● EXERCISE DIRECTIONS:
Show every line that has the string "anbefaler" in it.

● LISTED RECORDS:

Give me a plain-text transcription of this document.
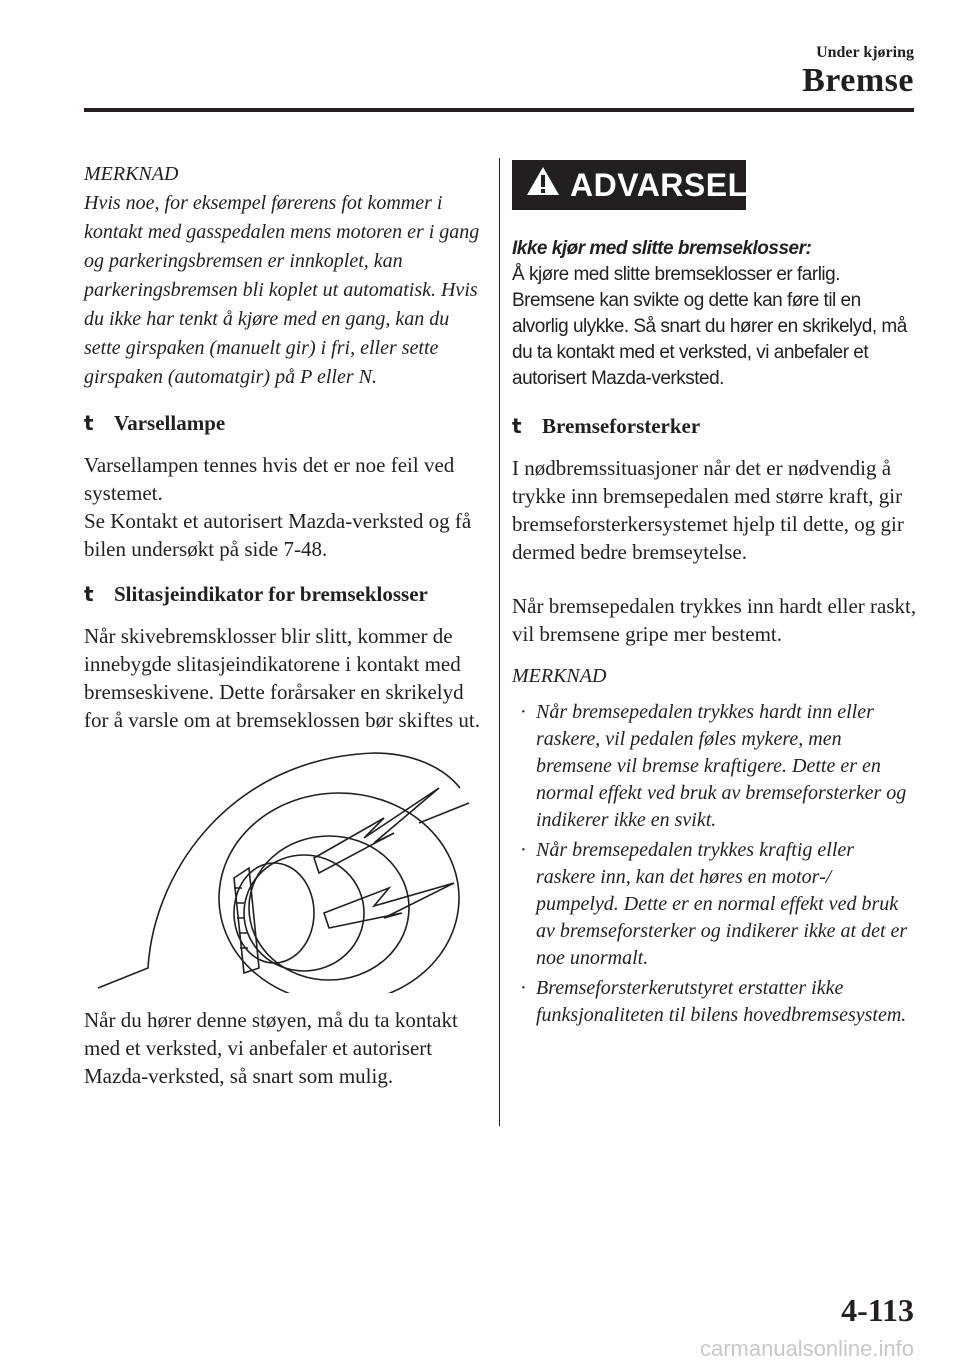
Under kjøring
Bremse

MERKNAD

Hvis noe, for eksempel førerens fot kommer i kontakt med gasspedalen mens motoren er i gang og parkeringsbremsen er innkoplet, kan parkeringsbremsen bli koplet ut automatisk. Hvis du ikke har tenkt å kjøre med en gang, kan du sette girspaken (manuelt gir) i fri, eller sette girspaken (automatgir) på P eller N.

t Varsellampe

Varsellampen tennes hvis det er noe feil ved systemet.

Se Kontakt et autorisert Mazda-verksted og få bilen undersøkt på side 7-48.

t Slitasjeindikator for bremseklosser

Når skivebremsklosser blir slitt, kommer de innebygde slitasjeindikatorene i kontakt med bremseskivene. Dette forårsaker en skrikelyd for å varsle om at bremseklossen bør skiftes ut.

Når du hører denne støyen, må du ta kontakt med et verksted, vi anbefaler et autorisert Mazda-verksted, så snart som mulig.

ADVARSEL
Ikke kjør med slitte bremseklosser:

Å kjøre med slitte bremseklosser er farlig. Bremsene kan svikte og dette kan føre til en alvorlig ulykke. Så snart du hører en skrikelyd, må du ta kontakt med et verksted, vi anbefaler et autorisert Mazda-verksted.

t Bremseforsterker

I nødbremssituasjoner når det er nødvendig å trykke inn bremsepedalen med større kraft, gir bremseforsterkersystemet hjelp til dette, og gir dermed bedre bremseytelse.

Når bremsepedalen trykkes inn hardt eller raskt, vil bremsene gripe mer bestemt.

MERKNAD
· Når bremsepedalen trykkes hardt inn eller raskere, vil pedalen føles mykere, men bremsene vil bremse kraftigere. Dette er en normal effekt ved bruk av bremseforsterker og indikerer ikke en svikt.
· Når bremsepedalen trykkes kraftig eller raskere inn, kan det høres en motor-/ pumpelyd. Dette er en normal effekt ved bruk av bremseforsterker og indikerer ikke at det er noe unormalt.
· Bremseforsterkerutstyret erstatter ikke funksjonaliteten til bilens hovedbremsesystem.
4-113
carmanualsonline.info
* * *
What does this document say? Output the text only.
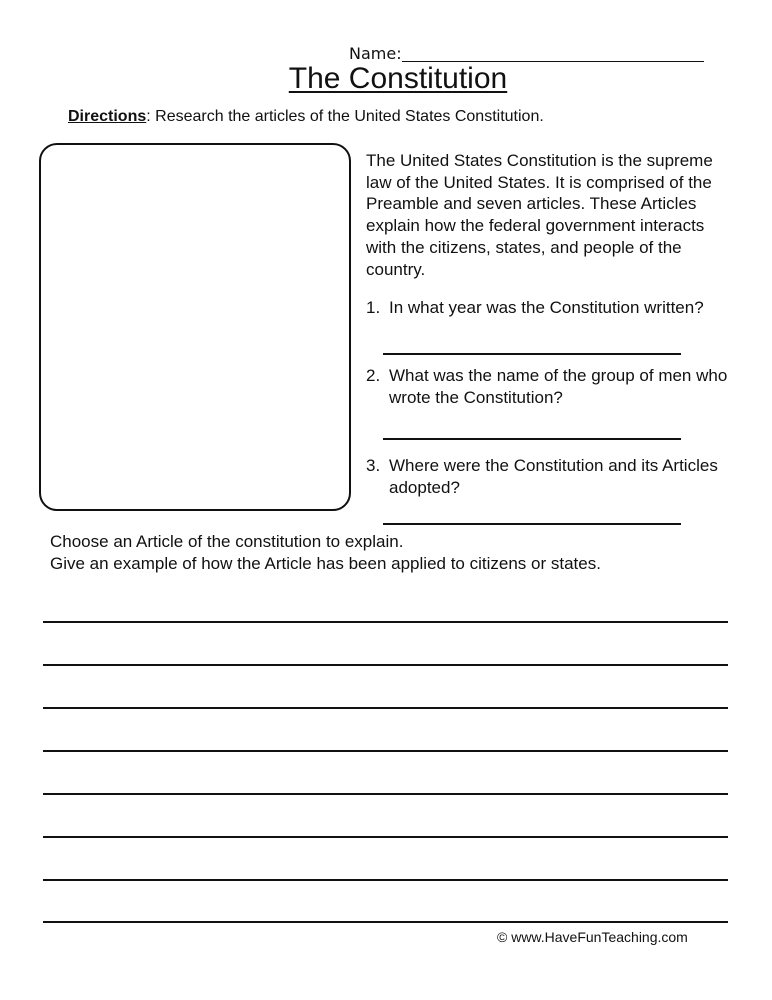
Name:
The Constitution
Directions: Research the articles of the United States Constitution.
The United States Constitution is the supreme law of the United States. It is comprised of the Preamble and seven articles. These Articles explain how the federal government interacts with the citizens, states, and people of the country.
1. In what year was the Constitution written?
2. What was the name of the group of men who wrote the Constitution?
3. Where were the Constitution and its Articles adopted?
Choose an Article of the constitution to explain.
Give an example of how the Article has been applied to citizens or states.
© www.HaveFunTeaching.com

● EXERCISE SOLUTION:
Når du hører denne støyen, må du ta kontakt med et verksted, vi anbefaler et autorisert Mazda-verksted, så snart som mulig.
Å kjøre med slitte bremseklosser er farlig. Bremsene kan svikte og dette kan føre til en alvorlig ulykke. Så snart du hører en skrikelyd, må du ta kontakt med et verksted, vi anbefaler et autorisert Mazda-verksted.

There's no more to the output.